● WRITTEN TASK
The records below are to be repeated in full, exactly as they are.

● SOURCE DATA
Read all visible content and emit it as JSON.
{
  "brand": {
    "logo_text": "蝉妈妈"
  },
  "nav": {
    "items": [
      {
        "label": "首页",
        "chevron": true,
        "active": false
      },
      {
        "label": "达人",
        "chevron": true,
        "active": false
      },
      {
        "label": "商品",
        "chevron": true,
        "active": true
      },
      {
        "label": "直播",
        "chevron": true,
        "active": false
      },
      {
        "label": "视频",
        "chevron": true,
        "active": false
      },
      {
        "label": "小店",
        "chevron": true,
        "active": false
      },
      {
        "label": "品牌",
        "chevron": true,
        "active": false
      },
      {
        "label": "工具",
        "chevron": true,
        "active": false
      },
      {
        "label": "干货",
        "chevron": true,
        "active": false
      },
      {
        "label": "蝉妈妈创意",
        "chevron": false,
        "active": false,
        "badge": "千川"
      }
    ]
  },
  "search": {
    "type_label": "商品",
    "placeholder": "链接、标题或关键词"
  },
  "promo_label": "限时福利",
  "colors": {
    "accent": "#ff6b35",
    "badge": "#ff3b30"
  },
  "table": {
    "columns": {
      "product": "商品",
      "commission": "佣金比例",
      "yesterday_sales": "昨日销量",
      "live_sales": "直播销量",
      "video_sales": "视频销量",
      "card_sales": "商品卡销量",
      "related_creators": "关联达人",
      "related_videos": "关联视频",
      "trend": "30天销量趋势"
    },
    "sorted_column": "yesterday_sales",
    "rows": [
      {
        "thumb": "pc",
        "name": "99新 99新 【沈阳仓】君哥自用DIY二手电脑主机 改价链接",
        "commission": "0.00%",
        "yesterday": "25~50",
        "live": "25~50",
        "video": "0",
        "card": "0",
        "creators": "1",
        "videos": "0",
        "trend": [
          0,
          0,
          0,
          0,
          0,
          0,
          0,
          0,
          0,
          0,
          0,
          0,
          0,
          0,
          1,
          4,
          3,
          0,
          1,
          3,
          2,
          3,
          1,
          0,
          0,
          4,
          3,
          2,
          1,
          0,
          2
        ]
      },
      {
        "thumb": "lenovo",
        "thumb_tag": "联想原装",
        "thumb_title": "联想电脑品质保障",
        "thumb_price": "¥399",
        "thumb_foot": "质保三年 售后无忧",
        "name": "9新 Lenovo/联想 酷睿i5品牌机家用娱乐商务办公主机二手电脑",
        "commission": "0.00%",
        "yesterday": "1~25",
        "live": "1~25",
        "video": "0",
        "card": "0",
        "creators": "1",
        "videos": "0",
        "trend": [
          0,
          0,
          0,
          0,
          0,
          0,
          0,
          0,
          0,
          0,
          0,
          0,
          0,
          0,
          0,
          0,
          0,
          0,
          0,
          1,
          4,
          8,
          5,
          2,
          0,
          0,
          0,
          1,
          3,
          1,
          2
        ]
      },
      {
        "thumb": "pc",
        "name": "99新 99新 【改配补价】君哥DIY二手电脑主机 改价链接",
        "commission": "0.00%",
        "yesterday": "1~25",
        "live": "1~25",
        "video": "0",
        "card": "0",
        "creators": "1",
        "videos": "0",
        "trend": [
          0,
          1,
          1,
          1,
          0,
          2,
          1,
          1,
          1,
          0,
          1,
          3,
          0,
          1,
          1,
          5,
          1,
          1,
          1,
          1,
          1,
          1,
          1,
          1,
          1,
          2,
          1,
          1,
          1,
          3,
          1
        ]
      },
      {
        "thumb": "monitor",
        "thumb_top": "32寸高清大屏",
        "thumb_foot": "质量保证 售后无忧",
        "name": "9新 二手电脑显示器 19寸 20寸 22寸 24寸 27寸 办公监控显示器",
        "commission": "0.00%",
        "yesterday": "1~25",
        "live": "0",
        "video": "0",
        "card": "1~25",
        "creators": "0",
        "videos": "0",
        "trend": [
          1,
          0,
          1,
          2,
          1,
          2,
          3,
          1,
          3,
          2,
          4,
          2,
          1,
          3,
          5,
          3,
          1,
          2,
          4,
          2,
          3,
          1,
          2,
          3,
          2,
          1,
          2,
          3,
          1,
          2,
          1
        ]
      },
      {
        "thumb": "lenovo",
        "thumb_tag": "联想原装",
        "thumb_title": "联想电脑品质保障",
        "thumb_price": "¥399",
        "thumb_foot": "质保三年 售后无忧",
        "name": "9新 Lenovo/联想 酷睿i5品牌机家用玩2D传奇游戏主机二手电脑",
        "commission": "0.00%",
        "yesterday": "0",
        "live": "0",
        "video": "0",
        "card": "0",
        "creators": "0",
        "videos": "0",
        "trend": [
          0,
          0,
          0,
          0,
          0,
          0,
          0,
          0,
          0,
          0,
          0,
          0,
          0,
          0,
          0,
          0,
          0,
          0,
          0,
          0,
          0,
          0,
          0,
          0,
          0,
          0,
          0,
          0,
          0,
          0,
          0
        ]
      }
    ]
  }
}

● COMPLETE RESPONSE
Read all visible content and emit it as JSON.
{
  "brand": {
    "logo_text": "蝉妈妈"
  },
  "nav": {
    "items": [
      {
        "label": "首页",
        "chevron": true,
        "active": false
      },
      {
        "label": "达人",
        "chevron": true,
        "active": false
      },
      {
        "label": "商品",
        "chevron": true,
        "active": true
      },
      {
        "label": "直播",
        "chevron": true,
        "active": false
      },
      {
        "label": "视频",
        "chevron": true,
        "active": false
      },
      {
        "label": "小店",
        "chevron": true,
        "active": false
      },
      {
        "label": "品牌",
        "chevron": true,
        "active": false
      },
      {
        "label": "工具",
        "chevron": true,
        "active": false
      },
      {
        "label": "干货",
        "chevron": true,
        "active": false
      },
      {
        "label": "蝉妈妈创意",
        "chevron": false,
        "active": false,
        "badge": "千川"
      }
    ]
  },
  "search": {
    "type_label": "商品",
    "placeholder": "链接、标题或关键词"
  },
  "promo_label": "限时福利",
  "colors": {
    "accent": "#ff6b35",
    "badge": "#ff3b30"
  },
  "table": {
    "columns": {
      "product": "商品",
      "commission": "佣金比例",
      "yesterday_sales": "昨日销量",
      "live_sales": "直播销量",
      "video_sales": "视频销量",
      "card_sales": "商品卡销量",
      "related_creators": "关联达人",
      "related_videos": "关联视频",
      "trend": "30天销量趋势"
    },
    "sorted_column": "yesterday_sales",
    "rows": [
      {
        "thumb": "pc",
        "name": "99新 99新 【沈阳仓】君哥自用DIY二手电脑主机 改价链接",
        "commission": "0.00%",
        "yesterday": "25~50",
        "live": "25~50",
        "video": "0",
        "card": "0",
        "creators": "1",
        "videos": "0",
        "trend": [
          0,
          0,
          0,
          0,
          0,
          0,
          0,
          0,
          0,
          0,
          0,
          0,
          0,
          0,
          1,
          4,
          3,
          0,
          1,
          3,
          2,
          3,
          1,
          0,
          0,
          4,
          3,
          2,
          1,
          0,
          2
        ]
      },
      {
        "thumb": "lenovo",
        "thumb_tag": "联想原装",
        "thumb_title": "联想电脑品质保障",
        "thumb_price": "¥399",
        "thumb_foot": "质保三年 售后无忧",
        "name": "9新 Lenovo/联想 酷睿i5品牌机家用娱乐商务办公主机二手电脑",
        "commission": "0.00%",
        "yesterday": "1~25",
        "live": "1~25",
        "video": "0",
        "card": "0",
        "creators": "1",
        "videos": "0",
        "trend": [
          0,
          0,
          0,
          0,
          0,
          0,
          0,
          0,
          0,
          0,
          0,
          0,
          0,
          0,
          0,
          0,
          0,
          0,
          0,
          1,
          4,
          8,
          5,
          2,
          0,
          0,
          0,
          1,
          3,
          1,
          2
        ]
      },
      {
        "thumb": "pc",
        "name": "99新 99新 【改配补价】君哥DIY二手电脑主机 改价链接",
        "commission": "0.00%",
        "yesterday": "1~25",
        "live": "1~25",
        "video": "0",
        "card": "0",
        "creators": "1",
        "videos": "0",
        "trend": [
          0,
          1,
          1,
          1,
          0,
          2,
          1,
          1,
          1,
          0,
          1,
          3,
          0,
          1,
          1,
          5,
          1,
          1,
          1,
          1,
          1,
          1,
          1,
          1,
          1,
          2,
          1,
          1,
          1,
          3,
          1
        ]
      },
      {
        "thumb": "monitor",
        "thumb_top": "32寸高清大屏",
        "thumb_foot": "质量保证 售后无忧",
        "name": "9新 二手电脑显示器 19寸 20寸 22寸 24寸 27寸 办公监控显示器",
        "commission": "0.00%",
        "yesterday": "1~25",
        "live": "0",
        "video": "0",
        "card": "1~25",
        "creators": "0",
        "videos": "0",
        "trend": [
          1,
          0,
          1,
          2,
          1,
          2,
          3,
          1,
          3,
          2,
          4,
          2,
          1,
          3,
          5,
          3,
          1,
          2,
          4,
          2,
          3,
          1,
          2,
          3,
          2,
          1,
          2,
          3,
          1,
          2,
          1
        ]
      },
      {
        "thumb": "lenovo",
        "thumb_tag": "联想原装",
        "thumb_title": "联想电脑品质保障",
        "thumb_price": "¥399",
        "thumb_foot": "质保三年 售后无忧",
        "name": "9新 Lenovo/联想 酷睿i5品牌机家用玩2D传奇游戏主机二手电脑",
        "commission": "0.00%",
        "yesterday": "0",
        "live": "0",
        "video": "0",
        "card": "0",
        "creators": "0",
        "videos": "0",
        "trend": [
          0,
          0,
          0,
          0,
          0,
          0,
          0,
          0,
          0,
          0,
          0,
          0,
          0,
          0,
          0,
          0,
          0,
          0,
          0,
          0,
          0,
          0,
          0,
          0,
          0,
          0,
          0,
          0,
          0,
          0,
          0
        ]
      }
    ]
  }
}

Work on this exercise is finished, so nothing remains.